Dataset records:
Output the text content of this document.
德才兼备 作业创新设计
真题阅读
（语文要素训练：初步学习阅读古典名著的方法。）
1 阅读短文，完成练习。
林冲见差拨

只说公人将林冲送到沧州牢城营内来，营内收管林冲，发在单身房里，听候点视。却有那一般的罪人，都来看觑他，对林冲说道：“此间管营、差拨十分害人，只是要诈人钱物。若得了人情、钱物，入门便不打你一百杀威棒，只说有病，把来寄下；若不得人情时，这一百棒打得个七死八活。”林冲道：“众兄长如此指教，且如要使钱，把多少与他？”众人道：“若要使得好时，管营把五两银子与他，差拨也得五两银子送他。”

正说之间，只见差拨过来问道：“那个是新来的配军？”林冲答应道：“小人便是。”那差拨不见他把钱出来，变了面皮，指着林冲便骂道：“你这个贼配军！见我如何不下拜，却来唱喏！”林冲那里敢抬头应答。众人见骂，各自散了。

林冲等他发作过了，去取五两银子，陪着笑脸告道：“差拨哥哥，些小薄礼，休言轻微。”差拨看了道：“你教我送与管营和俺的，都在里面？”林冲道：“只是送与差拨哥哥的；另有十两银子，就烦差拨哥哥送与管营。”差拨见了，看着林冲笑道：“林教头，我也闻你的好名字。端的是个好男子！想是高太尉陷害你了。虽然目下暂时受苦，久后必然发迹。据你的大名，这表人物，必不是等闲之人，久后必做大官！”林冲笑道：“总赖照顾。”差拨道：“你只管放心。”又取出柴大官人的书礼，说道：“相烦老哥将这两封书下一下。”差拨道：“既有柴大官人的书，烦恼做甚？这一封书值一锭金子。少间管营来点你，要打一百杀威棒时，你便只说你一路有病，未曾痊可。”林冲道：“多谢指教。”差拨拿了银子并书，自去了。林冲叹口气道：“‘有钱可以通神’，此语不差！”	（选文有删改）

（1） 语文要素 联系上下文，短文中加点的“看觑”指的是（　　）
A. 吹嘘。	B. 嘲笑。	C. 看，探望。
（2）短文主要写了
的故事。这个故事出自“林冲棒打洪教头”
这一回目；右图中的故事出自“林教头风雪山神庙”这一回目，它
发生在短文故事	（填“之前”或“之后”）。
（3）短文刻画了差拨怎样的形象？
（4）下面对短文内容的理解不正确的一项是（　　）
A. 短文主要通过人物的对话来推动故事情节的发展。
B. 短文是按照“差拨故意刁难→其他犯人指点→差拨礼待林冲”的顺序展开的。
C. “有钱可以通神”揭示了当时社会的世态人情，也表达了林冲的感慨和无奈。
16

WRITTEN REQUEST: Every entry must be quoted exactly as it appears above.

RESULT OF THE TASK:
Output the text content of this document.
德才兼备 作业创新设计
真题阅读
（语文要素训练：初步学习阅读古典名著的方法。）
1 阅读短文，完成练习。
林冲见差拨

只说公人将林冲送到沧州牢城营内来，营内收管林冲，发在单身房里，听候点视。却有那一般的罪人，都来看觑他，对林冲说道：“此间管营、差拨十分害人，只是要诈人钱物。若得了人情、钱物，入门便不打你一百杀威棒，只说有病，把来寄下；若不得人情时，这一百棒打得个七死八活。”林冲道：“众兄长如此指教，且如要使钱，把多少与他？”众人道：“若要使得好时，管营把五两银子与他，差拨也得五两银子送他。”

正说之间，只见差拨过来问道：“那个是新来的配军？”林冲答应道：“小人便是。”那差拨不见他把钱出来，变了面皮，指着林冲便骂道：“你这个贼配军！见我如何不下拜，却来唱喏！”林冲那里敢抬头应答。众人见骂，各自散了。

林冲等他发作过了，去取五两银子，陪着笑脸告道：“差拨哥哥，些小薄礼，休言轻微。”差拨看了道：“你教我送与管营和俺的，都在里面？”林冲道：“只是送与差拨哥哥的；另有十两银子，就烦差拨哥哥送与管营。”差拨见了，看着林冲笑道：“林教头，我也闻你的好名字。端的是个好男子！想是高太尉陷害你了。虽然目下暂时受苦，久后必然发迹。据你的大名，这表人物，必不是等闲之人，久后必做大官！”林冲笑道：“总赖照顾。”差拨道：“你只管放心。”又取出柴大官人的书礼，说道：“相烦老哥将这两封书下一下。”差拨道：“既有柴大官人的书，烦恼做甚？这一封书值一锭金子。少间管营来点你，要打一百杀威棒时，你便只说你一路有病，未曾痊可。”林冲道：“多谢指教。”差拨拿了银子并书，自去了。林冲叹口气道：“‘有钱可以通神’，此语不差！”	（选文有删改）

（1） 语文要素 联系上下文，短文中加点的“看觑”指的是（　　）
A. 吹嘘。	B. 嘲笑。	C. 看，探望。
（2）短文主要写了
的故事。这个故事出自“林冲棒打洪教头”
这一回目；右图中的故事出自“林教头风雪山神庙”这一回目，它
发生在短文故事	（填“之前”或“之后”）。
（3）短文刻画了差拨怎样的形象？
（4）下面对短文内容的理解不正确的一项是（　　）
A. 短文主要通过人物的对话来推动故事情节的发展。
B. 短文是按照“差拨故意刁难→其他犯人指点→差拨礼待林冲”的顺序展开的。
C. “有钱可以通神”揭示了当时社会的世态人情，也表达了林冲的感慨和无奈。
16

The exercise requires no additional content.